> _A block of data_
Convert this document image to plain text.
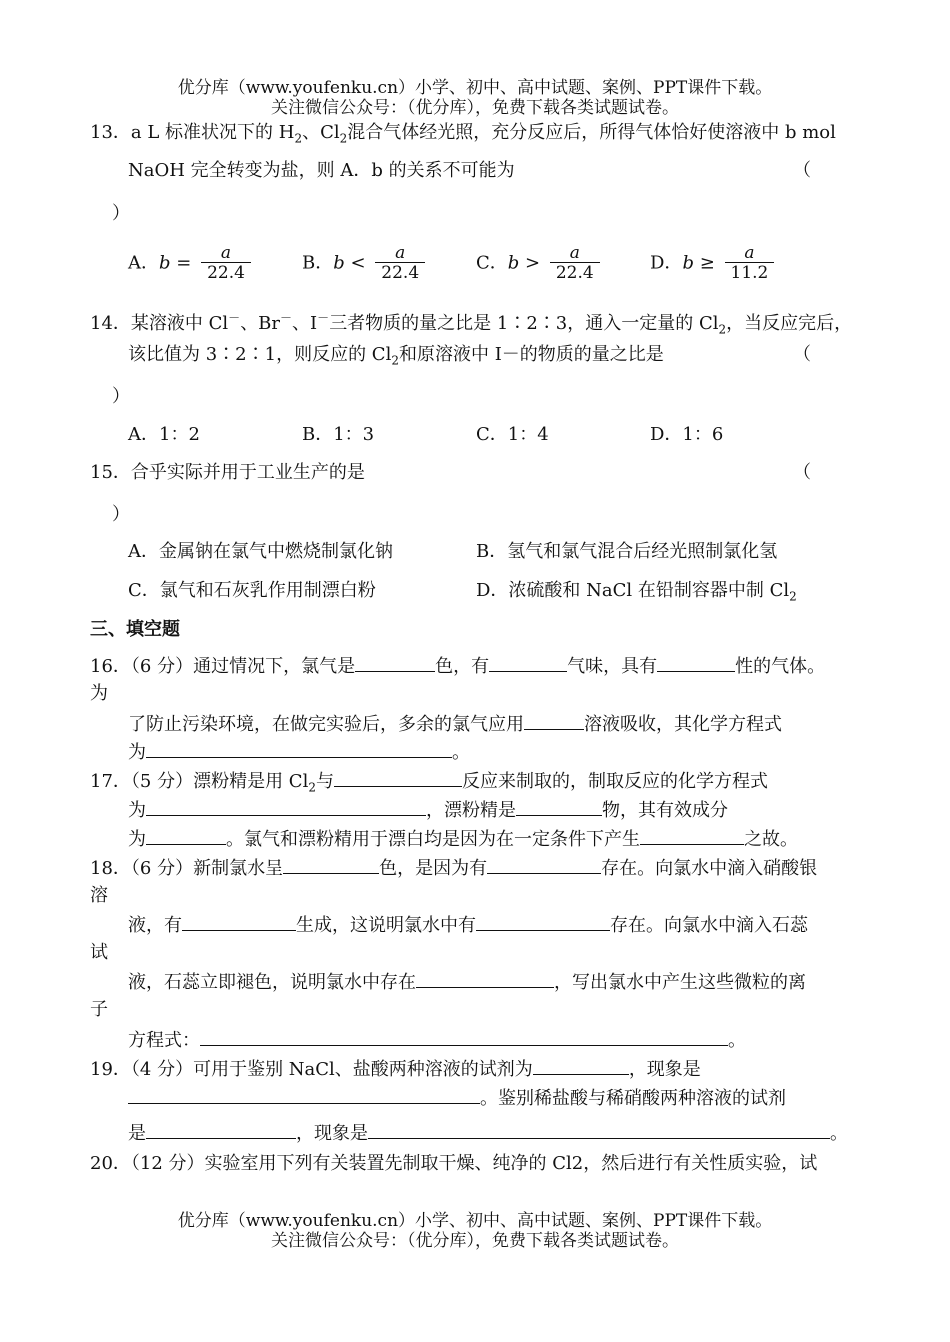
优分库（www.youfenku.cn）小学、初中、高中试题、案例、PPT课件下载。
关注微信公众号：（优分库），免费下载各类试题试卷。
13．a L 标准状况下的 $H_2$、$Cl_2$混合气体经光照，充分反应后，所得气体恰好使溶液中 b mol
NaOH 完全转变为盐，则 A．b 的关系不可能为	（
）
A．$b = \frac{a}{22.4}$	B．$b < \frac{a}{22.4}$	C．$b > \frac{a}{22.4}$	D．$b \ge \frac{a}{11.2}$
14．某溶液中 Cl－、Br－、I－三者物质的量之比是 1∶2∶3，通入一定量的 $Cl_2$，当反应完后，
该比值为 3∶2∶1，则反应的 $Cl_2$和原溶液中 I－的物质的量之比是	（
）
A．1：2	B．1：3	C．1：4	D．1：6
15．合乎实际并用于工业生产的是	（
）
A．金属钠在氯气中燃烧制氯化钠	B．氢气和氯气混合后经光照制氯化氢
C．氯气和石灰乳作用制漂白粉	D．浓硫酸和 NaCl 在铅制容器中制 $Cl_2$
三、填空题
16．（6 分）通过情况下，氯气是	色，有	气味，具有	性的气体。
为
了防止污染环境，在做完实验后，多余的氯气应用	溶液吸收，其化学方程式
为	。
17．（5 分）漂粉精是用 $Cl_2$与	反应来制取的，制取反应的化学方程式
为	，漂粉精是	物，其有效成分
为	。氯气和漂粉精用于漂白均是因为在一定条件下产生	之故。
18．（6 分）新制氯水呈	色，是因为有	存在。向氯水中滴入硝酸银
溶
液，有	生成，这说明氯水中有	存在。向氯水中滴入石蕊
试
液，石蕊立即褪色，说明氯水中存在	，写出氯水中产生这些微粒的离
子
方程式：	。
19．（4 分）可用于鉴别 NaCl、盐酸两种溶液的试剂为	，现象是
。鉴别稀盐酸与稀硝酸两种溶液的试剂
是	，现象是	。
20．（12 分）实验室用下列有关装置先制取干燥、纯净的 Cl2，然后进行有关性质实验，试
优分库（www.youfenku.cn）小学、初中、高中试题、案例、PPT课件下载。
关注微信公众号：（优分库），免费下载各类试题试卷。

> _Direction_
Restate the records word for word, omitting images.

> _Solution to the problem_
Convert this document image to plain text.
优分库（www.youfenku.cn）小学、初中、高中试题、案例、PPT课件下载。
关注微信公众号：（优分库），免费下载各类试题试卷。
13．a L 标准状况下的 $H_2$、$Cl_2$混合气体经光照，充分反应后，所得气体恰好使溶液中 b mol
NaOH 完全转变为盐，则 A．b 的关系不可能为	（
）
A．$b = \frac{a}{22.4}$	B．$b < \frac{a}{22.4}$	C．$b > \frac{a}{22.4}$	D．$b \ge \frac{a}{11.2}$
14．某溶液中 Cl－、Br－、I－三者物质的量之比是 1∶2∶3，通入一定量的 $Cl_2$，当反应完后，
该比值为 3∶2∶1，则反应的 $Cl_2$和原溶液中 I－的物质的量之比是	（
）
A．1：2	B．1：3	C．1：4	D．1：6
15．合乎实际并用于工业生产的是	（
）
A．金属钠在氯气中燃烧制氯化钠	B．氢气和氯气混合后经光照制氯化氢
C．氯气和石灰乳作用制漂白粉	D．浓硫酸和 NaCl 在铅制容器中制 $Cl_2$
三、填空题
16．（6 分）通过情况下，氯气是	色，有	气味，具有	性的气体。
为
了防止污染环境，在做完实验后，多余的氯气应用	溶液吸收，其化学方程式
为	。
17．（5 分）漂粉精是用 $Cl_2$与	反应来制取的，制取反应的化学方程式
为	，漂粉精是	物，其有效成分
为	。氯气和漂粉精用于漂白均是因为在一定条件下产生	之故。
18．（6 分）新制氯水呈	色，是因为有	存在。向氯水中滴入硝酸银
溶
液，有	生成，这说明氯水中有	存在。向氯水中滴入石蕊
试
液，石蕊立即褪色，说明氯水中存在	，写出氯水中产生这些微粒的离
子
方程式：	。
19．（4 分）可用于鉴别 NaCl、盐酸两种溶液的试剂为	，现象是
。鉴别稀盐酸与稀硝酸两种溶液的试剂
是	，现象是	。
20．（12 分）实验室用下列有关装置先制取干燥、纯净的 Cl2，然后进行有关性质实验，试
优分库（www.youfenku.cn）小学、初中、高中试题、案例、PPT课件下载。
关注微信公众号：（优分库），免费下载各类试题试卷。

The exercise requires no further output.